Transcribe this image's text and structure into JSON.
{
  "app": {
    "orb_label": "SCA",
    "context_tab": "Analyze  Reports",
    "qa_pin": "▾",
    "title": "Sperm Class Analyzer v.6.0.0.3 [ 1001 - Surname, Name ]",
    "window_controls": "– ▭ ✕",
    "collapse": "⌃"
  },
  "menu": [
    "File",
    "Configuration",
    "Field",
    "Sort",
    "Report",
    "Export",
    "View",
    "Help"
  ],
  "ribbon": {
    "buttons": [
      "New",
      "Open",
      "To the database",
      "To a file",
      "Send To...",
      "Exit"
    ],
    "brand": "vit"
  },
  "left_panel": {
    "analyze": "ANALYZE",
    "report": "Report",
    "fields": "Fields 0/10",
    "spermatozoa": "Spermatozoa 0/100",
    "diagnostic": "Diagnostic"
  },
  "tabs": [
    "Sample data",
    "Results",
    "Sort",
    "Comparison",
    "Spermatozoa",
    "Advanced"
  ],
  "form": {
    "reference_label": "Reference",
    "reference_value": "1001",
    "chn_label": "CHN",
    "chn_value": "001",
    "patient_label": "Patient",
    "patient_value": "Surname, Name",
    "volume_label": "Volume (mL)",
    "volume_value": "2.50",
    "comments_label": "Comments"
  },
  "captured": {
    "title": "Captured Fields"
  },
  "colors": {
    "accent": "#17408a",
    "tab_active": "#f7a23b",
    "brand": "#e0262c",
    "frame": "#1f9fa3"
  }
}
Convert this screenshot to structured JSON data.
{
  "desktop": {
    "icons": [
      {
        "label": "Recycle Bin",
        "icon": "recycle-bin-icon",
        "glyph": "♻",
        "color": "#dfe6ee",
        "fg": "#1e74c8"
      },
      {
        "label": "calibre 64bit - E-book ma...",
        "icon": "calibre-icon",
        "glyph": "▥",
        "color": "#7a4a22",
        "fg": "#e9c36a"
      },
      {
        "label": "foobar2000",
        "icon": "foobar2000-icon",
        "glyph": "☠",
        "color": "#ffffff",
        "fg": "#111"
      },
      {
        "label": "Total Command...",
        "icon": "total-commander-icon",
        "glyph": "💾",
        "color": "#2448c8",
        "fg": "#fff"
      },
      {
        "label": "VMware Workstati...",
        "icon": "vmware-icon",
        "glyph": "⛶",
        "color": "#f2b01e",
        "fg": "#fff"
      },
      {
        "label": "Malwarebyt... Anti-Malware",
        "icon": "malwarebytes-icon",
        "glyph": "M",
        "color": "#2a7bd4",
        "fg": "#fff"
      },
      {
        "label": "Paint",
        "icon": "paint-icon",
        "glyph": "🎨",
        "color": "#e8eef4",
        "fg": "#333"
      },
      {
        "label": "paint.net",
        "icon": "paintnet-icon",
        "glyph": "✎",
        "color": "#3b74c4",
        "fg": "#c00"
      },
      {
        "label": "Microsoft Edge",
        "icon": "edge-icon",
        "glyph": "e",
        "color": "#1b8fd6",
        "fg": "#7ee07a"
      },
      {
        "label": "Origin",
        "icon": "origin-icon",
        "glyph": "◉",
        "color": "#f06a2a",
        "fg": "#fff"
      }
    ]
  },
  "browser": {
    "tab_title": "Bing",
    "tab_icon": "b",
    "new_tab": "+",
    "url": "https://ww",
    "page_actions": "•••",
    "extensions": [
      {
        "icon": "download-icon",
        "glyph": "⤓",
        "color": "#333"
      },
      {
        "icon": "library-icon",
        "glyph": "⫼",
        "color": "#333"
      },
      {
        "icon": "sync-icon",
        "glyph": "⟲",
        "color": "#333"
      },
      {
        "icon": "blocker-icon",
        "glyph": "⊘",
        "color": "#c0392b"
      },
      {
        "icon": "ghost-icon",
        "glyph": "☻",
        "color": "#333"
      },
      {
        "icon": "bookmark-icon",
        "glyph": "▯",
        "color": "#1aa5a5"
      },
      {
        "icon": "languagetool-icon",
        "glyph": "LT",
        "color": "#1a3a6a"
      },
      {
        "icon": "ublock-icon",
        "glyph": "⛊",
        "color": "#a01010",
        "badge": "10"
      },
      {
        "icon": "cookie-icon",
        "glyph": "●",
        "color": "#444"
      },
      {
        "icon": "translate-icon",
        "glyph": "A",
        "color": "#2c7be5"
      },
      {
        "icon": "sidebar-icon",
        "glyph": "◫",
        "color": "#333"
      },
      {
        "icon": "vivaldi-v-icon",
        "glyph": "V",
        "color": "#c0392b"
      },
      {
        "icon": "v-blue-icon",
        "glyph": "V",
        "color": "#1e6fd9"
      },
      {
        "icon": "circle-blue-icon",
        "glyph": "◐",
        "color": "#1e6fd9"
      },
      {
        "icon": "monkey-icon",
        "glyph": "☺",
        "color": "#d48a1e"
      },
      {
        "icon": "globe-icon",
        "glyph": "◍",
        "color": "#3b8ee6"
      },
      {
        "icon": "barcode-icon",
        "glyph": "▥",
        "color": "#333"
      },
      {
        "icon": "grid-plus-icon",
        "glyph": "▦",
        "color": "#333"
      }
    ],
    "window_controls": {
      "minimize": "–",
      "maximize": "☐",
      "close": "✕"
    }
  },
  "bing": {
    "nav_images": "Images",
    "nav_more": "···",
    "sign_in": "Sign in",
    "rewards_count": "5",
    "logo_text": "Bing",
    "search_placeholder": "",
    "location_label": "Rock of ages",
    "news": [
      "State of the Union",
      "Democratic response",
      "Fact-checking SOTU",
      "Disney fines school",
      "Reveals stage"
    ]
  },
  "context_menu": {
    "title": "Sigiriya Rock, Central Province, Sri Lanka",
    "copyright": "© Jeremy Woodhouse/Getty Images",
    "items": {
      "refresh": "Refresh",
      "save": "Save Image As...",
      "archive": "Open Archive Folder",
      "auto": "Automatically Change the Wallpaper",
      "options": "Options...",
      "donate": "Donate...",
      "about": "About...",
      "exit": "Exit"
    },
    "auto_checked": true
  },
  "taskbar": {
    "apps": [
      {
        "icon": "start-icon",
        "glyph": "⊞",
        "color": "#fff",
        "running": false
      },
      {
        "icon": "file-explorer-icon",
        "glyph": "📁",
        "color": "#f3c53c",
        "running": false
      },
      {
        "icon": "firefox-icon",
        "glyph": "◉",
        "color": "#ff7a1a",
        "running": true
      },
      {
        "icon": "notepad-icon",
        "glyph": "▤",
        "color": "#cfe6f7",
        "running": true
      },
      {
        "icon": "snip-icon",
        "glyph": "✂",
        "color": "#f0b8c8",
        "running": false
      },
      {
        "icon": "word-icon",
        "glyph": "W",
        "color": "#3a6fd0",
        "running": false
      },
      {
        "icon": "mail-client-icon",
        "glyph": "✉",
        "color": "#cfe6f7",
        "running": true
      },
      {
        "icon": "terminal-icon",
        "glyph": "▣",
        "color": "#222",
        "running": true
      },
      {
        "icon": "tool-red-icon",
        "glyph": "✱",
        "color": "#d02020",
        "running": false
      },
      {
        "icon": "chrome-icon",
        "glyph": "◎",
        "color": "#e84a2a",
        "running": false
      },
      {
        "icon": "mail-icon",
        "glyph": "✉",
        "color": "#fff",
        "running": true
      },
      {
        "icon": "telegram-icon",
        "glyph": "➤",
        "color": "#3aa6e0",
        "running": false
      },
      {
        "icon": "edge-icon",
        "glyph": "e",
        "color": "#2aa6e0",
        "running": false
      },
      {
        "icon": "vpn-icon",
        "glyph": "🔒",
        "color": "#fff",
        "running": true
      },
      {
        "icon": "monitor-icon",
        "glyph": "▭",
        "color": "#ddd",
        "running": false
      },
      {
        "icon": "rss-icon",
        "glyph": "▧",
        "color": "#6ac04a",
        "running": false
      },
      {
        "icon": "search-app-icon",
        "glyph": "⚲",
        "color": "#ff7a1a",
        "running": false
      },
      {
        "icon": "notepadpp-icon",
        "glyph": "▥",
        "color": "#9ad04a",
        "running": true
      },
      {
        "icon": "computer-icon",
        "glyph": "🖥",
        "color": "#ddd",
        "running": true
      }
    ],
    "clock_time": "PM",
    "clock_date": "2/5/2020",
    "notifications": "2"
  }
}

◇ ◇ ◇ ◇ ◇ ◇ ◇

GIVEN EXERCISE: Filter the entries and copy out every line with the word "JSON".

RESPONSE TO THIS TASK:
Transcribe this image's text and structure into JSON.
Convert this screenshot to structured JSON data.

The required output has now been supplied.